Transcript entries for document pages
··········
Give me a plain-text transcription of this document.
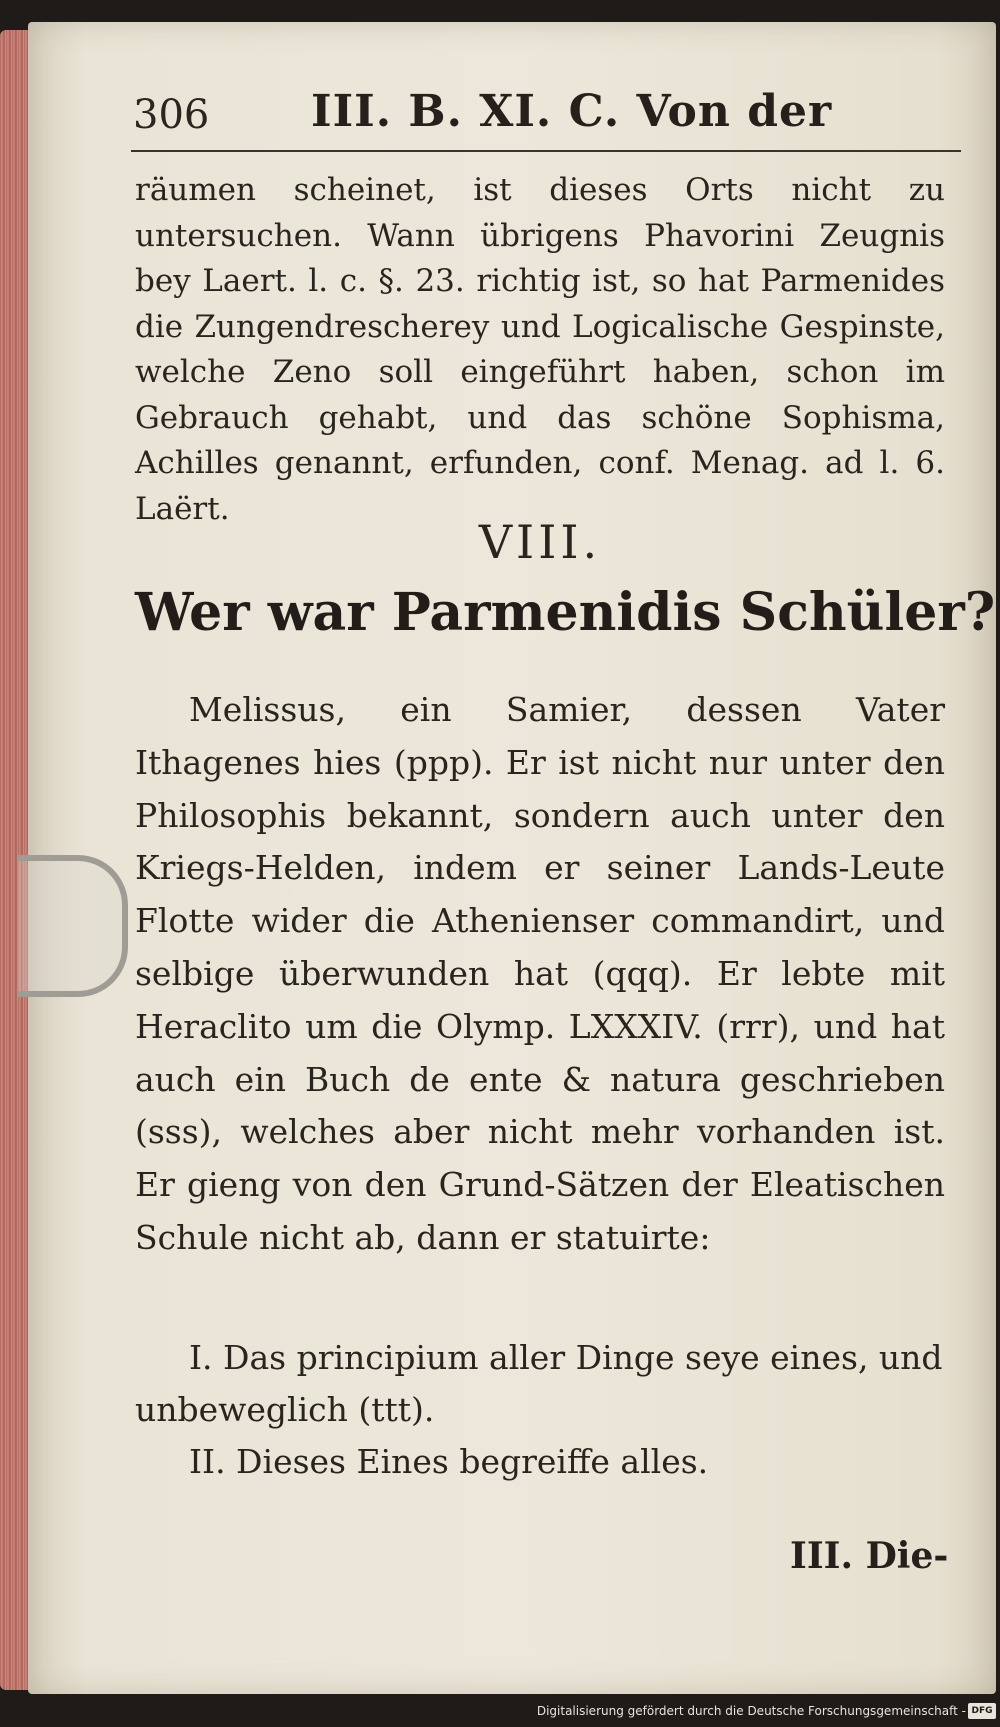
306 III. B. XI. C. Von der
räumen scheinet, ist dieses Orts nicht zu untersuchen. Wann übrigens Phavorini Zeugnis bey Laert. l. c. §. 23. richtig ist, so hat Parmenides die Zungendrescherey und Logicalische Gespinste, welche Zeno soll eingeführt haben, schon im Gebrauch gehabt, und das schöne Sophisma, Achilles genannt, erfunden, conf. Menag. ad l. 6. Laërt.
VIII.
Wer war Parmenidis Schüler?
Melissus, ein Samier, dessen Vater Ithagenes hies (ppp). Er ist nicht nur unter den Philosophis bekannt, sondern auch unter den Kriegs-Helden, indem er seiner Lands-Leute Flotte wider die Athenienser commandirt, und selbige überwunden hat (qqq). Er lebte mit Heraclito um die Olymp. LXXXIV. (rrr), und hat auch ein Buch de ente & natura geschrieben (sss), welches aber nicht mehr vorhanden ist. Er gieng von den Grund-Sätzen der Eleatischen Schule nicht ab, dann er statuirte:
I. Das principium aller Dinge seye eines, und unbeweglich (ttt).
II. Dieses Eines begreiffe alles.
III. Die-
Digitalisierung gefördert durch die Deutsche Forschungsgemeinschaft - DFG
··········
# What you are asked to do
Omit every picture, then repeat the remaining data exactly as it appears above.

# Written reply
Give me a plain-text transcription of this document.
306 III. B. XI. C. Von der
räumen scheinet, ist dieses Orts nicht zu untersuchen. Wann übrigens Phavorini Zeugnis bey Laert. l. c. §. 23. richtig ist, so hat Parmenides die Zungendrescherey und Logicalische Gespinste, welche Zeno soll eingeführt haben, schon im Gebrauch gehabt, und das schöne Sophisma, Achilles genannt, erfunden, conf. Menag. ad l. 6. Laërt.
VIII.
Wer war Parmenidis Schüler?
Melissus, ein Samier, dessen Vater Ithagenes hies (ppp). Er ist nicht nur unter den Philosophis bekannt, sondern auch unter den Kriegs-Helden, indem er seiner Lands-Leute Flotte wider die Athenienser commandirt, und selbige überwunden hat (qqq). Er lebte mit Heraclito um die Olymp. LXXXIV. (rrr), und hat auch ein Buch de ente & natura geschrieben (sss), welches aber nicht mehr vorhanden ist. Er gieng von den Grund-Sätzen der Eleatischen Schule nicht ab, dann er statuirte:
I. Das principium aller Dinge seye eines, und unbeweglich (ttt).
II. Dieses Eines begreiffe alles.
III. Die-
Digitalisierung gefördert durch die Deutsche Forschungsgemeinschaft - DFG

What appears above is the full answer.